Data entries —
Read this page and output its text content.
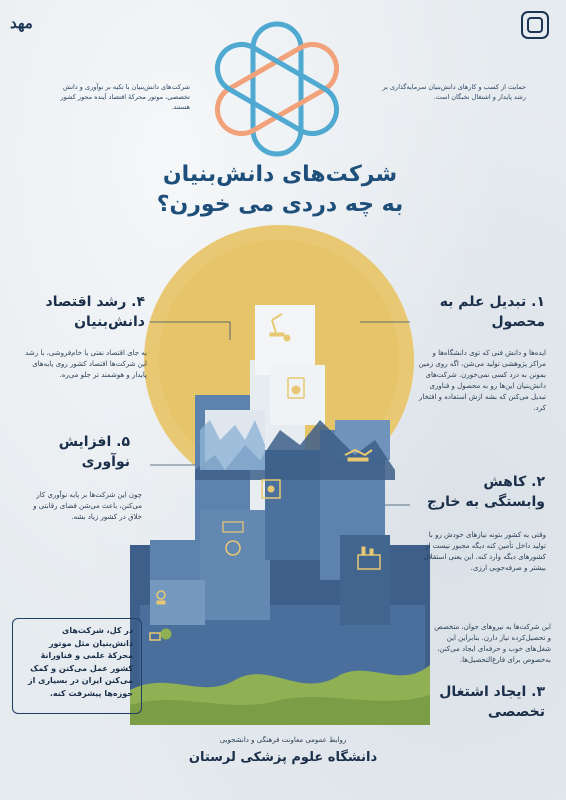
مهد
شرکت‌های دانش‌بنیان با تکیه بر نوآوری و دانش تخصصی، موتور محرکهٔ اقتصاد آینده محور کشور هستند.
حمایت از کسب و کارهای دانش‌بنیان سرمایه‌گذاری بر رشد پایدار و اشتغال نخبگان است.
شرکت‌های دانش‌بنیان
به چه دردی می خورن؟
۴. رشد اقتصاد دانش‌بنیان
به جای اقتصاد نفتی یا خام‌فروشی، با رشد این شرکت‌ها اقتصاد کشور روی پایه‌های پایدار و هوشمند تر جلو می‌ره.
۵. افزایش نوآوری
چون این شرکت‌ها بر پایه نوآوری کار می‌کنن، باعث می‌شن فضای رقابتی و خلاق در کشور زیاد بشه.
۱. تبدیل علم به محصول
ایده‌ها و دانش فنی که توی دانشگاه‌ها و مراکز پژوهشی تولید می‌شن، اگه روی زمین بمونن به درد کسی نمی‌خورن. شرکت‌های دانش‌بنیان این‌ها رو به محصول و فناوری تبدیل می‌کنن که بشه ازش استفاده و افتخار کرد.
۲. کاهش وابستگی به خارج
وقتی یه کشور بتونه نیازهای خودش رو با تولید داخل تأمین کنه دیگه مجبور نیست از کشورهای دیگه وارد کنه. این یعنی استقلال بیشتر و صرفه‌جویی ارزی.
این شرکت‌ها به نیروهای جوان، متخصص و تحصیل‌کرده نیاز دارن. بنابراین این شغل‌های خوب و حرفه‌ای ایجاد می‌کنن، به‌خصوص برای فارغ‌التحصیل‌ها.
۳. ایجاد اشتغال تخصصی
در کل، شرکت‌های دانش‌بنیان مثل موتور محرکهٔ علمی و فناورانهٔ کشور عمل می‌کنن و کمک می‌کنن ایران در بسیاری از حوزه‌ها پیشرفت کنه.
روابط عمومی معاونت فرهنگی و دانشجویی
دانشگاه علوم پزشکی لرستان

What the task asks — Omit the pictures and give the material again, exactly and in full.

Solution to this problem —
Read this page and output its text content.
مهد
شرکت‌های دانش‌بنیان با تکیه بر نوآوری و دانش تخصصی، موتور محرکهٔ اقتصاد آینده محور کشور هستند.
حمایت از کسب و کارهای دانش‌بنیان سرمایه‌گذاری بر رشد پایدار و اشتغال نخبگان است.
شرکت‌های دانش‌بنیان
به چه دردی می خورن؟
۴. رشد اقتصاد دانش‌بنیان
به جای اقتصاد نفتی یا خام‌فروشی، با رشد این شرکت‌ها اقتصاد کشور روی پایه‌های پایدار و هوشمند تر جلو می‌ره.
۵. افزایش نوآوری
چون این شرکت‌ها بر پایه نوآوری کار می‌کنن، باعث می‌شن فضای رقابتی و خلاق در کشور زیاد بشه.
۱. تبدیل علم به محصول
ایده‌ها و دانش فنی که توی دانشگاه‌ها و مراکز پژوهشی تولید می‌شن، اگه روی زمین بمونن به درد کسی نمی‌خورن. شرکت‌های دانش‌بنیان این‌ها رو به محصول و فناوری تبدیل می‌کنن که بشه ازش استفاده و افتخار کرد.
۲. کاهش وابستگی به خارج
وقتی یه کشور بتونه نیازهای خودش رو با تولید داخل تأمین کنه دیگه مجبور نیست از کشورهای دیگه وارد کنه. این یعنی استقلال بیشتر و صرفه‌جویی ارزی.
این شرکت‌ها به نیروهای جوان، متخصص و تحصیل‌کرده نیاز دارن. بنابراین این شغل‌های خوب و حرفه‌ای ایجاد می‌کنن، به‌خصوص برای فارغ‌التحصیل‌ها.
۳. ایجاد اشتغال تخصصی
در کل، شرکت‌های دانش‌بنیان مثل موتور محرکهٔ علمی و فناورانهٔ کشور عمل می‌کنن و کمک می‌کنن ایران در بسیاری از حوزه‌ها پیشرفت کنه.
روابط عمومی معاونت فرهنگی و دانشجویی
دانشگاه علوم پزشکی لرستان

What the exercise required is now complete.